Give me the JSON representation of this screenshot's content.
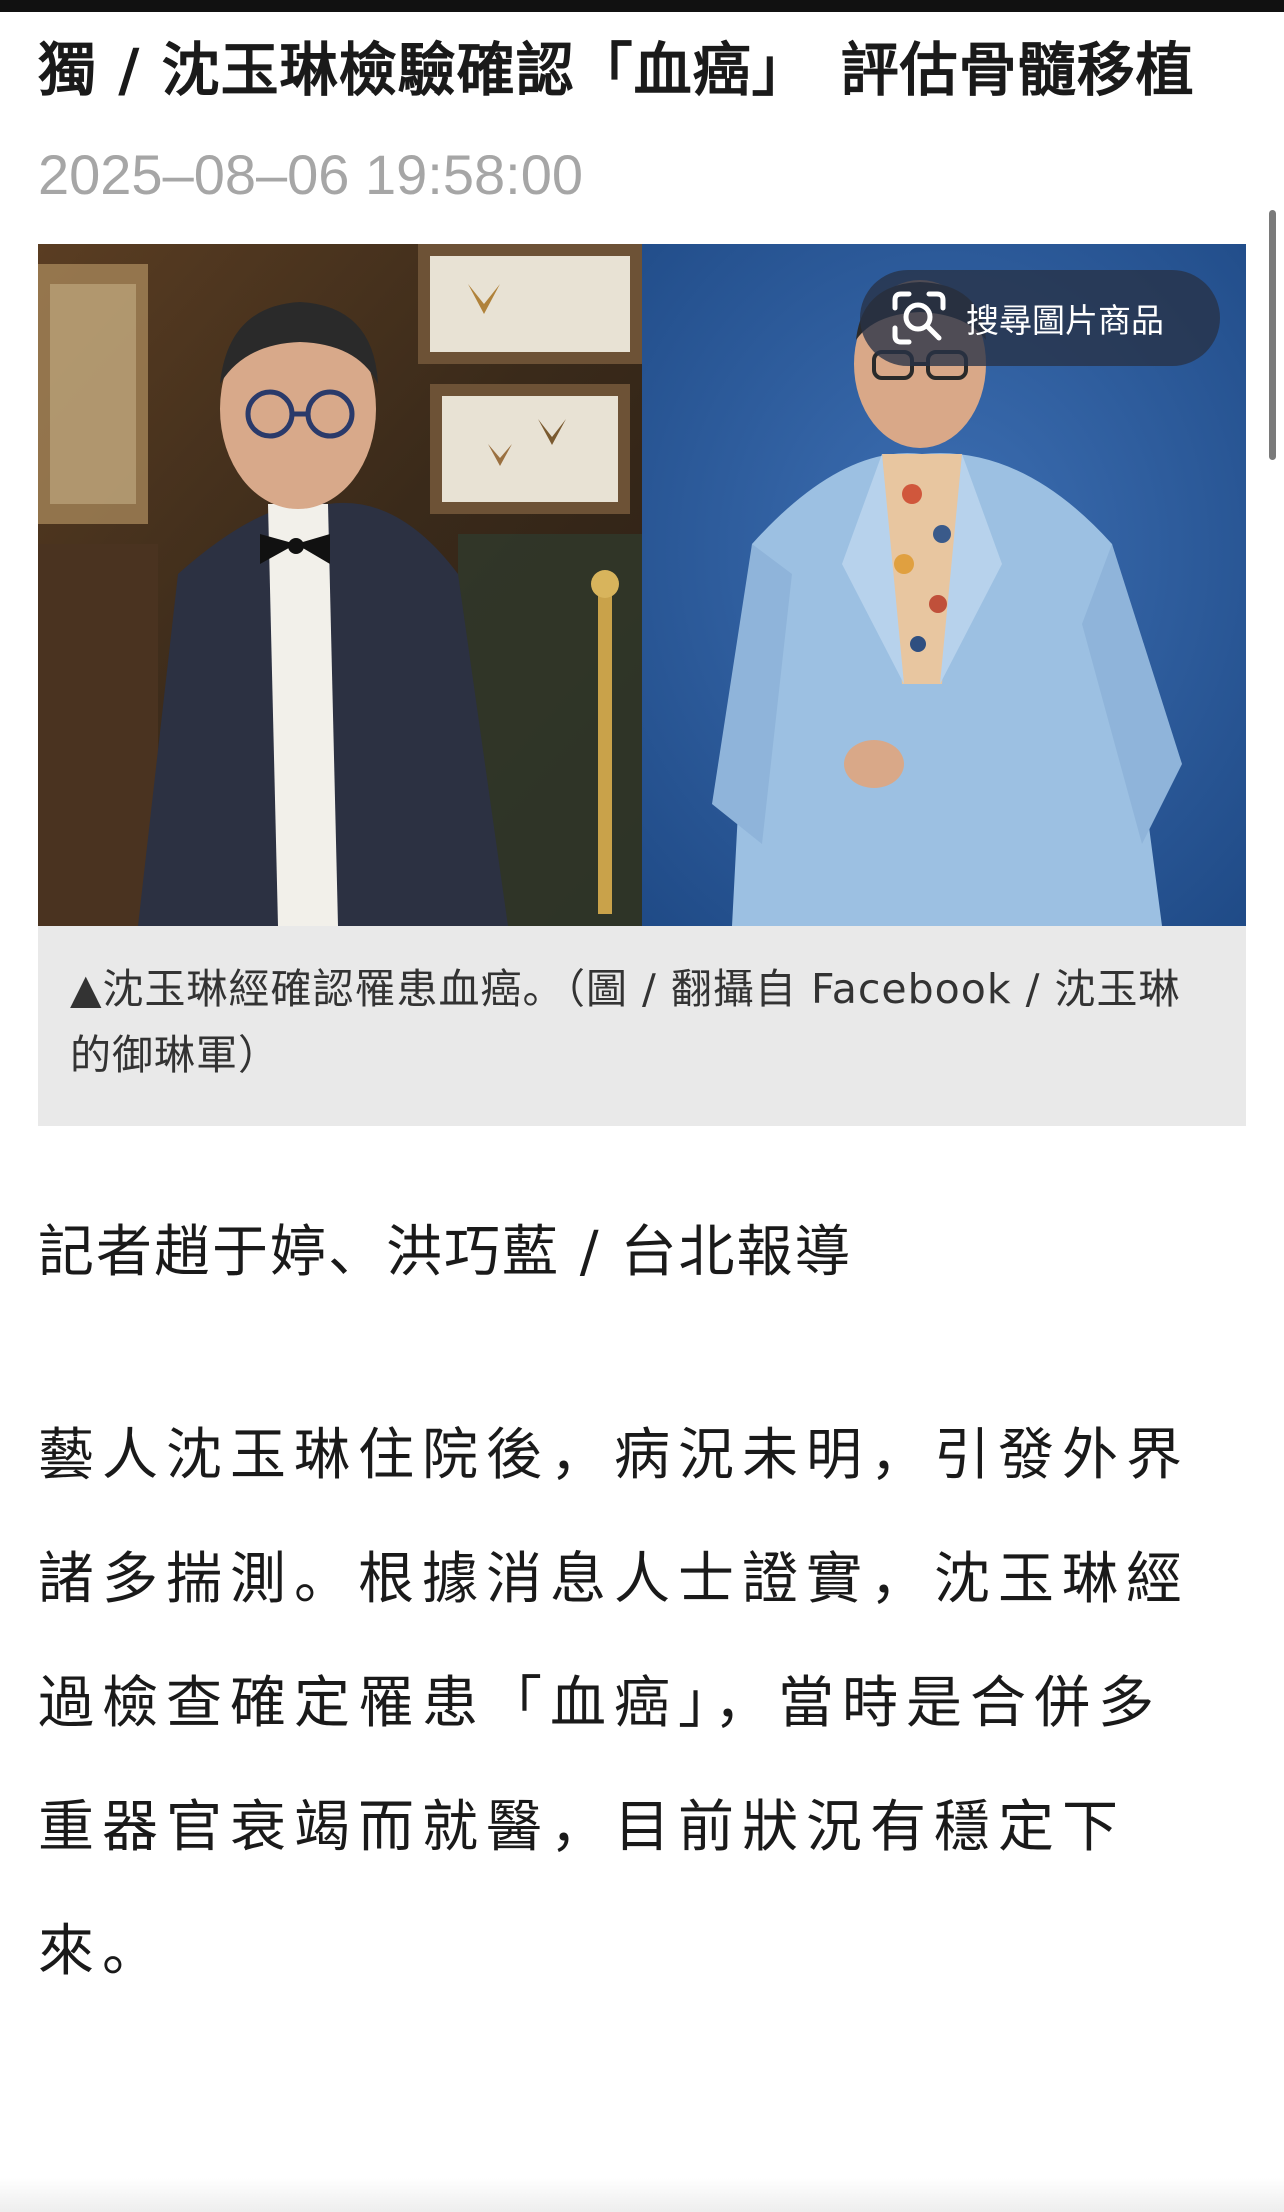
{
  "article": {
    "headline": "獨 / 沈玉琳檢驗確認「血癌」　評估骨髓移植",
    "timestamp": "2025–08–06 19:58:00",
    "figure": {
      "visual_search_label": "搜尋圖片商品",
      "visual_search_icon": "lens-search-icon",
      "caption": "▲沈玉琳經確認罹患血癌。（圖 / 翻攝自 Facebook / 沈玉琳的御琳軍）"
    },
    "byline": "記者趙于婷、洪巧藍 / 台北報導",
    "body_paragraph": "藝人沈玉琳住院後，病況未明，引發外界諸多揣測。根據消息人士證實，沈玉琳經過檢查確定罹患「血癌」，當時是合併多重器官衰竭而就醫，目前狀況有穩定下來。"
  },
  "colors": {
    "text": "#1a1a1a",
    "timestamp": "#a6a6a6",
    "caption_bg": "#e9e9e9",
    "photo_right_bg": "#2f5e9e",
    "pill_bg": "#283246"
  }
}
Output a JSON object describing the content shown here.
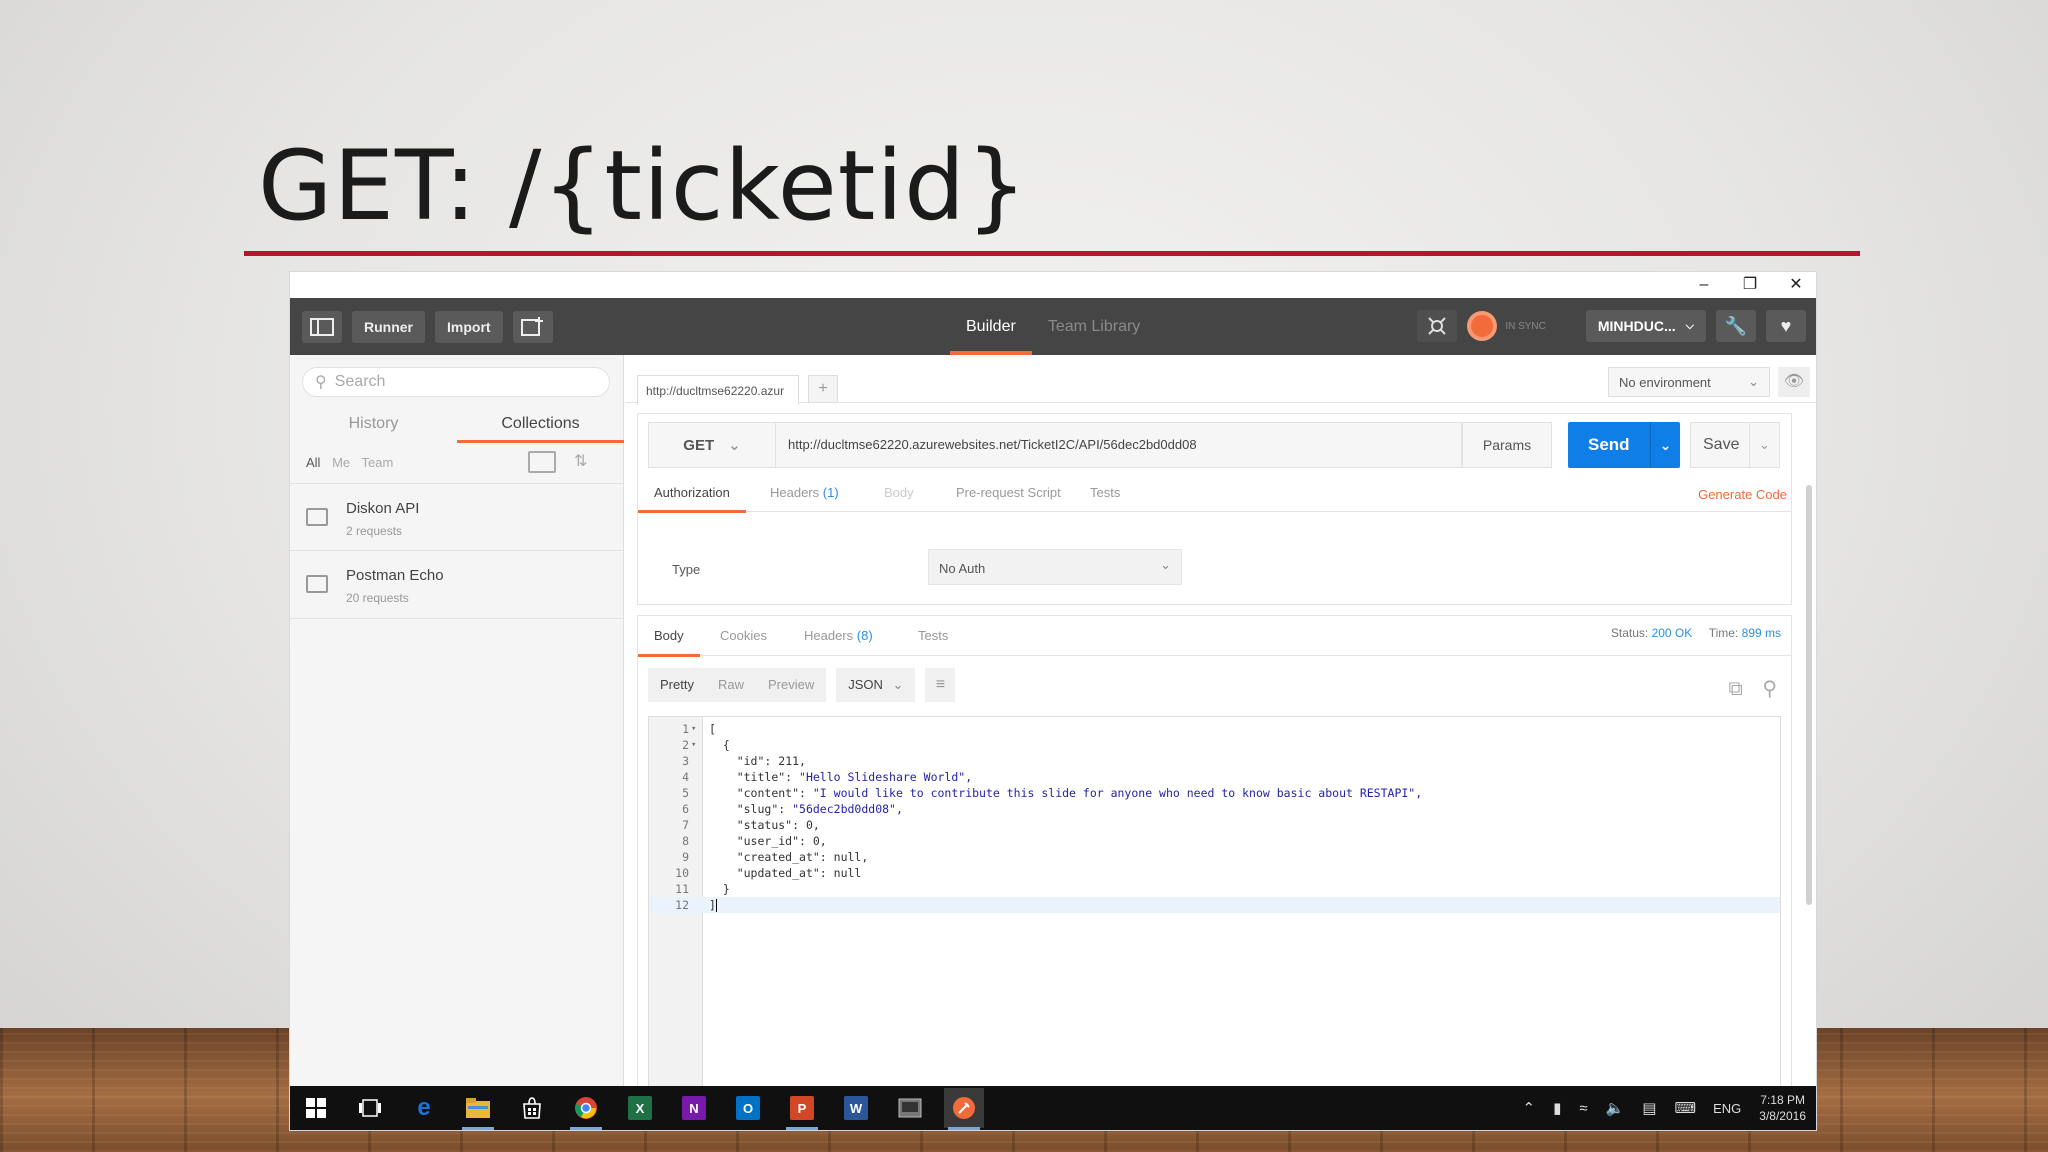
{
  "slide": {
    "title": "GET: /{ticketid}",
    "accent_color": "#b5162b"
  },
  "window": {
    "controls": [
      "minimize-icon",
      "restore-icon",
      "close-icon"
    ]
  },
  "topbar": {
    "runner_label": "Runner",
    "import_label": "Import",
    "tabs": [
      {
        "label": "Builder",
        "active": true
      },
      {
        "label": "Team Library",
        "active": false
      }
    ],
    "sync_label": "IN SYNC",
    "user_label": "MINHDUC...",
    "accent_color": "#f26b3a"
  },
  "sidebar": {
    "search_placeholder": "Search",
    "tabs": [
      {
        "label": "History",
        "active": false
      },
      {
        "label": "Collections",
        "active": true
      }
    ],
    "filters": [
      "All",
      "Me",
      "Team"
    ],
    "collections": [
      {
        "name": "Diskon API",
        "count": "2 requests"
      },
      {
        "name": "Postman Echo",
        "count": "20 requests"
      }
    ]
  },
  "request": {
    "tab_label": "http://ducltmse62220.azur",
    "environment": "No environment",
    "method": "GET",
    "url": "http://ducltmse62220.azurewebsites.net/TicketI2C/API/56dec2bd0dd08",
    "params_label": "Params",
    "send_label": "Send",
    "save_label": "Save",
    "send_color": "#0f7ee6",
    "tabs": {
      "authorization": "Authorization",
      "headers": "Headers",
      "headers_count": "(1)",
      "body": "Body",
      "prerequest": "Pre-request Script",
      "tests": "Tests"
    },
    "generate_code": "Generate Code",
    "auth_type_label": "Type",
    "auth_type_value": "No Auth"
  },
  "response": {
    "tabs": {
      "body": "Body",
      "cookies": "Cookies",
      "headers": "Headers",
      "headers_count": "(8)",
      "tests": "Tests"
    },
    "status_label": "Status:",
    "status_value": "200 OK",
    "time_label": "Time:",
    "time_value": "899 ms",
    "format_tabs": [
      "Pretty",
      "Raw",
      "Preview"
    ],
    "format_select": "JSON",
    "code_lines": [
      {
        "n": "1",
        "text": "["
      },
      {
        "n": "2",
        "text": "  {"
      },
      {
        "n": "3",
        "key": "\"id\"",
        "val": "211,",
        "type": "num",
        "indent": "    "
      },
      {
        "n": "4",
        "key": "\"title\"",
        "val": "\"Hello Slideshare World\",",
        "type": "str",
        "indent": "    "
      },
      {
        "n": "5",
        "key": "\"content\"",
        "val": "\"I would like to contribute this slide for anyone who need to know basic about RESTAPI\",",
        "type": "str",
        "indent": "    "
      },
      {
        "n": "6",
        "key": "\"slug\"",
        "val": "\"56dec2bd0dd08\",",
        "type": "str",
        "indent": "    "
      },
      {
        "n": "7",
        "key": "\"status\"",
        "val": "0,",
        "type": "num",
        "indent": "    "
      },
      {
        "n": "8",
        "key": "\"user_id\"",
        "val": "0,",
        "type": "num",
        "indent": "    "
      },
      {
        "n": "9",
        "key": "\"created_at\"",
        "val": "null,",
        "type": "num",
        "indent": "    "
      },
      {
        "n": "10",
        "key": "\"updated_at\"",
        "val": "null",
        "type": "num",
        "indent": "    "
      },
      {
        "n": "11",
        "text": "  }"
      },
      {
        "n": "12",
        "text": "]"
      }
    ]
  },
  "taskbar": {
    "apps": [
      {
        "name": "windows-start-icon",
        "letter": "",
        "color": "#ffffff"
      },
      {
        "name": "task-view-icon",
        "letter": "",
        "color": "#ffffff"
      },
      {
        "name": "edge-icon",
        "letter": "e",
        "color": "#1a73d9"
      },
      {
        "name": "file-explorer-icon",
        "letter": "",
        "color": "#e8b63a"
      },
      {
        "name": "store-icon",
        "letter": "",
        "color": "#ffffff"
      },
      {
        "name": "chrome-icon",
        "letter": "",
        "color": "#e0b42f"
      },
      {
        "name": "excel-icon",
        "letter": "X",
        "color": "#1e7145"
      },
      {
        "name": "onenote-icon",
        "letter": "N",
        "color": "#7719aa"
      },
      {
        "name": "outlook-icon",
        "letter": "O",
        "color": "#0072c6"
      },
      {
        "name": "powerpoint-icon",
        "letter": "P",
        "color": "#d24726"
      },
      {
        "name": "word-icon",
        "letter": "W",
        "color": "#2b579a"
      },
      {
        "name": "app-icon",
        "letter": "",
        "color": "#888888"
      },
      {
        "name": "postman-icon",
        "letter": "",
        "color": "#f26b3a"
      }
    ],
    "language": "ENG",
    "time": "7:18 PM",
    "date": "3/8/2016"
  }
}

++++++++

(What you will do) Reproduce the entries above word for word. Pictures stay out.

(Solution)
Give me the JSON representation of this screenshot's content.
{
  "article": {
    "headline": "獨 / 沈玉琳檢驗確認「血癌」　評估骨髓移植",
    "timestamp": "2025–08–06 19:58:00",
    "figure": {
      "visual_search_label": "搜尋圖片商品",
      "visual_search_icon": "lens-search-icon",
      "caption": "▲沈玉琳經確認罹患血癌。（圖 / 翻攝自 Facebook / 沈玉琳的御琳軍）"
    },
    "byline": "記者趙于婷、洪巧藍 / 台北報導",
    "body_paragraph": "藝人沈玉琳住院後，病況未明，引發外界諸多揣測。根據消息人士證實，沈玉琳經過檢查確定罹患「血癌」，當時是合併多重器官衰竭而就醫，目前狀況有穩定下來。"
  },
  "colors": {
    "text": "#1a1a1a",
    "timestamp": "#a6a6a6",
    "caption_bg": "#e9e9e9",
    "photo_right_bg": "#2f5e9e",
    "pill_bg": "#283246"
  }
}
Output a JSON object describing the content shown here.
{
  "slide": {
    "title": "GET: /{ticketid}",
    "accent_color": "#b5162b"
  },
  "window": {
    "controls": [
      "minimize-icon",
      "restore-icon",
      "close-icon"
    ]
  },
  "topbar": {
    "runner_label": "Runner",
    "import_label": "Import",
    "tabs": [
      {
        "label": "Builder",
        "active": true
      },
      {
        "label": "Team Library",
        "active": false
      }
    ],
    "sync_label": "IN SYNC",
    "user_label": "MINHDUC...",
    "accent_color": "#f26b3a"
  },
  "sidebar": {
    "search_placeholder": "Search",
    "tabs": [
      {
        "label": "History",
        "active": false
      },
      {
        "label": "Collections",
        "active": true
      }
    ],
    "filters": [
      "All",
      "Me",
      "Team"
    ],
    "collections": [
      {
        "name": "Diskon API",
        "count": "2 requests"
      },
      {
        "name": "Postman Echo",
        "count": "20 requests"
      }
    ]
  },
  "request": {
    "tab_label": "http://ducltmse62220.azur",
    "environment": "No environment",
    "method": "GET",
    "url": "http://ducltmse62220.azurewebsites.net/TicketI2C/API/56dec2bd0dd08",
    "params_label": "Params",
    "send_label": "Send",
    "save_label": "Save",
    "send_color": "#0f7ee6",
    "tabs": {
      "authorization": "Authorization",
      "headers": "Headers",
      "headers_count": "(1)",
      "body": "Body",
      "prerequest": "Pre-request Script",
      "tests": "Tests"
    },
    "generate_code": "Generate Code",
    "auth_type_label": "Type",
    "auth_type_value": "No Auth"
  },
  "response": {
    "tabs": {
      "body": "Body",
      "cookies": "Cookies",
      "headers": "Headers",
      "headers_count": "(8)",
      "tests": "Tests"
    },
    "status_label": "Status:",
    "status_value": "200 OK",
    "time_label": "Time:",
    "time_value": "899 ms",
    "format_tabs": [
      "Pretty",
      "Raw",
      "Preview"
    ],
    "format_select": "JSON",
    "code_lines": [
      {
        "n": "1",
        "text": "["
      },
      {
        "n": "2",
        "text": "  {"
      },
      {
        "n": "3",
        "key": "\"id\"",
        "val": "211,",
        "type": "num",
        "indent": "    "
      },
      {
        "n": "4",
        "key": "\"title\"",
        "val": "\"Hello Slideshare World\",",
        "type": "str",
        "indent": "    "
      },
      {
        "n": "5",
        "key": "\"content\"",
        "val": "\"I would like to contribute this slide for anyone who need to know basic about RESTAPI\",",
        "type": "str",
        "indent": "    "
      },
      {
        "n": "6",
        "key": "\"slug\"",
        "val": "\"56dec2bd0dd08\",",
        "type": "str",
        "indent": "    "
      },
      {
        "n": "7",
        "key": "\"status\"",
        "val": "0,",
        "type": "num",
        "indent": "    "
      },
      {
        "n": "8",
        "key": "\"user_id\"",
        "val": "0,",
        "type": "num",
        "indent": "    "
      },
      {
        "n": "9",
        "key": "\"created_at\"",
        "val": "null,",
        "type": "num",
        "indent": "    "
      },
      {
        "n": "10",
        "key": "\"updated_at\"",
        "val": "null",
        "type": "num",
        "indent": "    "
      },
      {
        "n": "11",
        "text": "  }"
      },
      {
        "n": "12",
        "text": "]"
      }
    ]
  },
  "taskbar": {
    "apps": [
      {
        "name": "windows-start-icon",
        "letter": "",
        "color": "#ffffff"
      },
      {
        "name": "task-view-icon",
        "letter": "",
        "color": "#ffffff"
      },
      {
        "name": "edge-icon",
        "letter": "e",
        "color": "#1a73d9"
      },
      {
        "name": "file-explorer-icon",
        "letter": "",
        "color": "#e8b63a"
      },
      {
        "name": "store-icon",
        "letter": "",
        "color": "#ffffff"
      },
      {
        "name": "chrome-icon",
        "letter": "",
        "color": "#e0b42f"
      },
      {
        "name": "excel-icon",
        "letter": "X",
        "color": "#1e7145"
      },
      {
        "name": "onenote-icon",
        "letter": "N",
        "color": "#7719aa"
      },
      {
        "name": "outlook-icon",
        "letter": "O",
        "color": "#0072c6"
      },
      {
        "name": "powerpoint-icon",
        "letter": "P",
        "color": "#d24726"
      },
      {
        "name": "word-icon",
        "letter": "W",
        "color": "#2b579a"
      },
      {
        "name": "app-icon",
        "letter": "",
        "color": "#888888"
      },
      {
        "name": "postman-icon",
        "letter": "",
        "color": "#f26b3a"
      }
    ],
    "language": "ENG",
    "time": "7:18 PM",
    "date": "3/8/2016"
  }
}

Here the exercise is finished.